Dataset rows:
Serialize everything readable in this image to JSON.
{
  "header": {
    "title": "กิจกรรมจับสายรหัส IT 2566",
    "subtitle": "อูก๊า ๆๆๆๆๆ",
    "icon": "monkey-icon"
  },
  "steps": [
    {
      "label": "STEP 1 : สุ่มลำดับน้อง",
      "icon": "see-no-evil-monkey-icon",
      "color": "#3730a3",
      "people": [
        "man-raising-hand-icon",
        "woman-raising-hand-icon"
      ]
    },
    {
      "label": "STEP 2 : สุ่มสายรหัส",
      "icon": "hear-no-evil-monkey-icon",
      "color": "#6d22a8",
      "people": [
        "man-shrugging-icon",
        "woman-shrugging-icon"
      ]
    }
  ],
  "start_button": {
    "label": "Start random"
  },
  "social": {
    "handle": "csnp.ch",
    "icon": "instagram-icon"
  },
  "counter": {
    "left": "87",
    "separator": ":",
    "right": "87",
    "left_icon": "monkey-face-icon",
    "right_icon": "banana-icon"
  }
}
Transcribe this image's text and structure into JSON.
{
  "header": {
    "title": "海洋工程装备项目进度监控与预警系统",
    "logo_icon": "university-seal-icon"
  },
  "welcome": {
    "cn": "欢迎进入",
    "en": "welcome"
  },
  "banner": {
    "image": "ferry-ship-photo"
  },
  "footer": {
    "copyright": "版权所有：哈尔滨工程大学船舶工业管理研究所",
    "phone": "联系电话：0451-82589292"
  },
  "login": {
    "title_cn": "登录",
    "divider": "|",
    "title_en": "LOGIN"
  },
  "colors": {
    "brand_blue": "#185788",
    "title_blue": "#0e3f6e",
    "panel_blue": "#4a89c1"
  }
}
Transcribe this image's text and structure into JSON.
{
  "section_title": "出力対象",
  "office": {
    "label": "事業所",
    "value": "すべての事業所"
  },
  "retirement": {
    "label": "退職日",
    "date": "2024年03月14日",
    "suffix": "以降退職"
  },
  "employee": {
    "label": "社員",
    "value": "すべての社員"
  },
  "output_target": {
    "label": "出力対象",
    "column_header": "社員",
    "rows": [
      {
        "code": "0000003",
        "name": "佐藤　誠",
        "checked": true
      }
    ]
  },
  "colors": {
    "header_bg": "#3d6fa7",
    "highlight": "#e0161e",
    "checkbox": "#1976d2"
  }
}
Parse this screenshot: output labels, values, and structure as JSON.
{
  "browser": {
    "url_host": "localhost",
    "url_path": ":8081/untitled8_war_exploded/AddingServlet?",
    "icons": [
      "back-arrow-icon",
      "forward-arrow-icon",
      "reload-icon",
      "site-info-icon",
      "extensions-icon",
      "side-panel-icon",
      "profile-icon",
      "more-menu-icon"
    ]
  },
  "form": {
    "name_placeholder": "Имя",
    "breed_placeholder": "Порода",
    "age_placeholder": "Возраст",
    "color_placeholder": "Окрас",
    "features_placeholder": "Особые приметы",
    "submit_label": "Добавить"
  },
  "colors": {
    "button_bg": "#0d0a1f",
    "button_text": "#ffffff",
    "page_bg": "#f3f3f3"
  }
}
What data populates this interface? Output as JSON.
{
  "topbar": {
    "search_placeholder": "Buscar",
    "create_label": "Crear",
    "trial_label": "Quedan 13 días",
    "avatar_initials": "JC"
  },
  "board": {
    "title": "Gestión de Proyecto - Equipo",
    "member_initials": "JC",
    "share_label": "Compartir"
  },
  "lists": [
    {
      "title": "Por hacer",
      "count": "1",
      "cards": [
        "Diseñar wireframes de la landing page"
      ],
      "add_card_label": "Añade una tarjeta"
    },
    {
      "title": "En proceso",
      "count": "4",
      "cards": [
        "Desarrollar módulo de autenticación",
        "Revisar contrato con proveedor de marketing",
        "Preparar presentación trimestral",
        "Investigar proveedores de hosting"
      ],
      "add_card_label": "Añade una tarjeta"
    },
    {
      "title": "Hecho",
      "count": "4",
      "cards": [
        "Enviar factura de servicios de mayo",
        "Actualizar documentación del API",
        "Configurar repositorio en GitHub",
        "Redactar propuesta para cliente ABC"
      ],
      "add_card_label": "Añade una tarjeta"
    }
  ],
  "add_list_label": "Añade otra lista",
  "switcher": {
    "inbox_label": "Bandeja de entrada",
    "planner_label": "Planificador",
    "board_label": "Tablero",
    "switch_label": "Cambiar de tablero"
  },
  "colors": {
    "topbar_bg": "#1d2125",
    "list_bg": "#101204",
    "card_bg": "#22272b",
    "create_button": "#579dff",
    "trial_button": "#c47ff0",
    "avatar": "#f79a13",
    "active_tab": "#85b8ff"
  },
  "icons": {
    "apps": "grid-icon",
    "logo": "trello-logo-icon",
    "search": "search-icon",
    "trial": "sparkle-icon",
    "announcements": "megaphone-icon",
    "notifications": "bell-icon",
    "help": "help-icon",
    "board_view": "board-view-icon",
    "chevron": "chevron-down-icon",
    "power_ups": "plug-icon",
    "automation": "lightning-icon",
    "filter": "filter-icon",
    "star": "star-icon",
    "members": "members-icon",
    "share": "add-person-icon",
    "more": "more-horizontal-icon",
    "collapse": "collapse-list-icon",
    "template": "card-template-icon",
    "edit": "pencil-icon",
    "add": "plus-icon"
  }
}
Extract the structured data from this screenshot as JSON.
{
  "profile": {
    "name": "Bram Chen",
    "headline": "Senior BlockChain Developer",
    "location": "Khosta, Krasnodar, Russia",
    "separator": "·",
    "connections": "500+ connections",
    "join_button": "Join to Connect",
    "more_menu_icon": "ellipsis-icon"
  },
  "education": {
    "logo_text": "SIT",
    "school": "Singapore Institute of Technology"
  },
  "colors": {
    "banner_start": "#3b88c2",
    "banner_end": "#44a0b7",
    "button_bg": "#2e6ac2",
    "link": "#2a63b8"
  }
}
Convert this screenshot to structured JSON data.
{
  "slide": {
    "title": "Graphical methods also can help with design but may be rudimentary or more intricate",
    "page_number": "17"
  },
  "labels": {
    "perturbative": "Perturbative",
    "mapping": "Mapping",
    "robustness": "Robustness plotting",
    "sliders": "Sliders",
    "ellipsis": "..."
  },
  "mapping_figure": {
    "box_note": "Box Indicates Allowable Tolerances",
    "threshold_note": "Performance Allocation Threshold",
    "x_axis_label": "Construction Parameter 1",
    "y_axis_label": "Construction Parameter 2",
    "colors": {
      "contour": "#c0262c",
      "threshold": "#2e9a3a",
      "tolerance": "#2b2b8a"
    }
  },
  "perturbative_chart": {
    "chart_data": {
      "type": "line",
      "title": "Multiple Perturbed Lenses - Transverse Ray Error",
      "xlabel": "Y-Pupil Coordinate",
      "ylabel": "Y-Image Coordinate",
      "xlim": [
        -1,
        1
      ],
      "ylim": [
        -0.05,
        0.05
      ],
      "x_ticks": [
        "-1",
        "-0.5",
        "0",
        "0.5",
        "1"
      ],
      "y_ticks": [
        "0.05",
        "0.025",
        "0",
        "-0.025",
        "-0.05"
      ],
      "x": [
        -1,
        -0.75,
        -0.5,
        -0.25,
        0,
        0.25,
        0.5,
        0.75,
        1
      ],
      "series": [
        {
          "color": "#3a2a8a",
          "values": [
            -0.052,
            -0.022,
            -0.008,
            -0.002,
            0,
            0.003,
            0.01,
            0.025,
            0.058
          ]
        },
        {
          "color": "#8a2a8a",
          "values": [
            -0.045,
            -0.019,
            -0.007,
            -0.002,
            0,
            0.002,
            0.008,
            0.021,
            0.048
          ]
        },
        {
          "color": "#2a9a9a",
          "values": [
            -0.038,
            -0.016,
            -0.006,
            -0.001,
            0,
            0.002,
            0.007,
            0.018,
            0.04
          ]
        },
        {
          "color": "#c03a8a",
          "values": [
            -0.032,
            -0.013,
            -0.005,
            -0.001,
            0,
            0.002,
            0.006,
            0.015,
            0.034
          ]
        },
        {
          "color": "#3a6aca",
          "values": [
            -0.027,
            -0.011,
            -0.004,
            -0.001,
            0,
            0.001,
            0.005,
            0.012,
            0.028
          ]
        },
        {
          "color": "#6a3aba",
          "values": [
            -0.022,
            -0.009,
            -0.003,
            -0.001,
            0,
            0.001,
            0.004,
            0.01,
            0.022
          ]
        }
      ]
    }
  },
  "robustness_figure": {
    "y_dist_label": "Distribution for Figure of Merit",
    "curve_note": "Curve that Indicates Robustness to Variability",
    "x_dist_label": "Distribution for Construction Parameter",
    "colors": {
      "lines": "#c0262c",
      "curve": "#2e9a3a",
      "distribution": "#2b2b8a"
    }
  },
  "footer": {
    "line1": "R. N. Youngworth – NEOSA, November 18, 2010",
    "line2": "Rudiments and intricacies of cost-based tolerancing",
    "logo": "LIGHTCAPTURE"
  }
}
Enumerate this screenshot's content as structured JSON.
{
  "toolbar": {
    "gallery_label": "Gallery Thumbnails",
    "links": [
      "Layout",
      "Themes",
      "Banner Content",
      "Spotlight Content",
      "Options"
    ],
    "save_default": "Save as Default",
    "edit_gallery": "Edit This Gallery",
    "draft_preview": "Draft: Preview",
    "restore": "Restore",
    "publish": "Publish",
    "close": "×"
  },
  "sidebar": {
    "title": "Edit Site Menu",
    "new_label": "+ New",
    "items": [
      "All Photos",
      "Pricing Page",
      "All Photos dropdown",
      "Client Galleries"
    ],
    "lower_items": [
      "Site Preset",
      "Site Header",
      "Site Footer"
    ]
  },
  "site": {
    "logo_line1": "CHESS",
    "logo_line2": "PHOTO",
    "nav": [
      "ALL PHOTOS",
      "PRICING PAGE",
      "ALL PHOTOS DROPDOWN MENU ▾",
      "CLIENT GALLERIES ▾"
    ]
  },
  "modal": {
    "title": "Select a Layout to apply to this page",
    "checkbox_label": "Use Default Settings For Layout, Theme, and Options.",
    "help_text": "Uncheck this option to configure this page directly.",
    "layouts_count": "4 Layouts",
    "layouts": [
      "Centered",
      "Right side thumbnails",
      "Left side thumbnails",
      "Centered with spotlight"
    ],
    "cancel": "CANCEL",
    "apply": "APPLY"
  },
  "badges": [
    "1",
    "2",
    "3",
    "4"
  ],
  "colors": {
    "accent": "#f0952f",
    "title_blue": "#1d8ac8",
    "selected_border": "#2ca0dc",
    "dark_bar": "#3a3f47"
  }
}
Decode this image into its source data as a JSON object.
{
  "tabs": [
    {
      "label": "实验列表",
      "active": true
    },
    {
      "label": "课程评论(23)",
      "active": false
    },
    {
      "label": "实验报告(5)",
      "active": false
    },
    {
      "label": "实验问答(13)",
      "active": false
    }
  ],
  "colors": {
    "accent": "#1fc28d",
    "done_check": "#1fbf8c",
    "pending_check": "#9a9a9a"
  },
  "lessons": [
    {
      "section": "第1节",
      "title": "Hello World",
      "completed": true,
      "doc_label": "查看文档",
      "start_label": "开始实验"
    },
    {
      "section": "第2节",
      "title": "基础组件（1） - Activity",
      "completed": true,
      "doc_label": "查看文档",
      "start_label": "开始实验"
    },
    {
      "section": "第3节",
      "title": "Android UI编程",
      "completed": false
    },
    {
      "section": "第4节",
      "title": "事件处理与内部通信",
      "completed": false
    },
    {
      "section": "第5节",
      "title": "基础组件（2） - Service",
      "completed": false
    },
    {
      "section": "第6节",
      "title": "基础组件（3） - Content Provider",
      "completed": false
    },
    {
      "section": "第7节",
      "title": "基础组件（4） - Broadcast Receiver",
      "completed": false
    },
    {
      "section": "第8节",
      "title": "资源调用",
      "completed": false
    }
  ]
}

- **Aim of the task**: Which lines hold the word "monkey"? Copy all of them.

- **In response**:
    "icon": "monkey-icon"
      "icon": "see-no-evil-monkey-icon",
      "icon": "hear-no-evil-monkey-icon",
    "left_icon": "monkey-face-icon",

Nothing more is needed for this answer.